Take the entries below and reproduce them word for word.

──────── EXERCISE DATA ────────

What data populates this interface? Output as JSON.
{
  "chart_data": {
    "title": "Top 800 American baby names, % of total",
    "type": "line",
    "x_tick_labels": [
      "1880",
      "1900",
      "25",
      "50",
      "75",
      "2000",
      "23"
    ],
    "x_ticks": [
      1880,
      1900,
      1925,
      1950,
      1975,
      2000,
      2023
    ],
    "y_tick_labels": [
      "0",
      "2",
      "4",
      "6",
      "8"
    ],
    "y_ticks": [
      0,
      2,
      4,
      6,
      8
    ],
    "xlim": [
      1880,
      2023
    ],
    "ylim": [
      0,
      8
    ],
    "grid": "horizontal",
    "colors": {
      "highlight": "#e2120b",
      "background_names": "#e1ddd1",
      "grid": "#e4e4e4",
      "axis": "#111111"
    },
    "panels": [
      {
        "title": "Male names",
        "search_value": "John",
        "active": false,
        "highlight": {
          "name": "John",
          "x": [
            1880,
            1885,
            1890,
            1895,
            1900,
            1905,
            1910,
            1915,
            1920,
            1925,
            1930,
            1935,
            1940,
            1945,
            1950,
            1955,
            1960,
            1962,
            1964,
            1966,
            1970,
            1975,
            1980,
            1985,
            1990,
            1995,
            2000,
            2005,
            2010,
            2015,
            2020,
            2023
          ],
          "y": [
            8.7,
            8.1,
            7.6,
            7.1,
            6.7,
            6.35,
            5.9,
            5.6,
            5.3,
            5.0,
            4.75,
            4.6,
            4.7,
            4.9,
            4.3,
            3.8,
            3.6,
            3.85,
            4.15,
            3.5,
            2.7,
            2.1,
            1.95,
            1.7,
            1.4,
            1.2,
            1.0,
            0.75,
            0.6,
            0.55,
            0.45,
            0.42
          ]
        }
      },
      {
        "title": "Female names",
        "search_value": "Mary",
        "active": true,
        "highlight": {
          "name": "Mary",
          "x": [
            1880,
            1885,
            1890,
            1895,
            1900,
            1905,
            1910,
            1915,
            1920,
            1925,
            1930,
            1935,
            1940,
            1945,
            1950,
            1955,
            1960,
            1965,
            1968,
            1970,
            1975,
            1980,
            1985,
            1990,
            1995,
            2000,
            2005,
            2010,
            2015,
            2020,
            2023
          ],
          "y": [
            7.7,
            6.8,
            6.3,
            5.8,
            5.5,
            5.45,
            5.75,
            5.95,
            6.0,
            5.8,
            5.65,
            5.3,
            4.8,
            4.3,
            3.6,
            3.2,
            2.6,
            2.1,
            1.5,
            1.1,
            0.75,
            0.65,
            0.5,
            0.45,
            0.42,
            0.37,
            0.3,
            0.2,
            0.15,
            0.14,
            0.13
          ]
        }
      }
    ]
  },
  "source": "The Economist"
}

────────

▶ _COMPLETE RESPONSE_
What data populates this interface? Output as JSON.
{
  "chart_data": {
    "title": "Top 800 American baby names, % of total",
    "type": "line",
    "x_tick_labels": [
      "1880",
      "1900",
      "25",
      "50",
      "75",
      "2000",
      "23"
    ],
    "x_ticks": [
      1880,
      1900,
      1925,
      1950,
      1975,
      2000,
      2023
    ],
    "y_tick_labels": [
      "0",
      "2",
      "4",
      "6",
      "8"
    ],
    "y_ticks": [
      0,
      2,
      4,
      6,
      8
    ],
    "xlim": [
      1880,
      2023
    ],
    "ylim": [
      0,
      8
    ],
    "grid": "horizontal",
    "colors": {
      "highlight": "#e2120b",
      "background_names": "#e1ddd1",
      "grid": "#e4e4e4",
      "axis": "#111111"
    },
    "panels": [
      {
        "title": "Male names",
        "search_value": "John",
        "active": false,
        "highlight": {
          "name": "John",
          "x": [
            1880,
            1885,
            1890,
            1895,
            1900,
            1905,
            1910,
            1915,
            1920,
            1925,
            1930,
            1935,
            1940,
            1945,
            1950,
            1955,
            1960,
            1962,
            1964,
            1966,
            1970,
            1975,
            1980,
            1985,
            1990,
            1995,
            2000,
            2005,
            2010,
            2015,
            2020,
            2023
          ],
          "y": [
            8.7,
            8.1,
            7.6,
            7.1,
            6.7,
            6.35,
            5.9,
            5.6,
            5.3,
            5.0,
            4.75,
            4.6,
            4.7,
            4.9,
            4.3,
            3.8,
            3.6,
            3.85,
            4.15,
            3.5,
            2.7,
            2.1,
            1.95,
            1.7,
            1.4,
            1.2,
            1.0,
            0.75,
            0.6,
            0.55,
            0.45,
            0.42
          ]
        }
      },
      {
        "title": "Female names",
        "search_value": "Mary",
        "active": true,
        "highlight": {
          "name": "Mary",
          "x": [
            1880,
            1885,
            1890,
            1895,
            1900,
            1905,
            1910,
            1915,
            1920,
            1925,
            1930,
            1935,
            1940,
            1945,
            1950,
            1955,
            1960,
            1965,
            1968,
            1970,
            1975,
            1980,
            1985,
            1990,
            1995,
            2000,
            2005,
            2010,
            2015,
            2020,
            2023
          ],
          "y": [
            7.7,
            6.8,
            6.3,
            5.8,
            5.5,
            5.45,
            5.75,
            5.95,
            6.0,
            5.8,
            5.65,
            5.3,
            4.8,
            4.3,
            3.6,
            3.2,
            2.6,
            2.1,
            1.5,
            1.1,
            0.75,
            0.65,
            0.5,
            0.45,
            0.42,
            0.37,
            0.3,
            0.2,
            0.15,
            0.14,
            0.13
          ]
        }
      }
    ]
  },
  "source": "The Economist"
}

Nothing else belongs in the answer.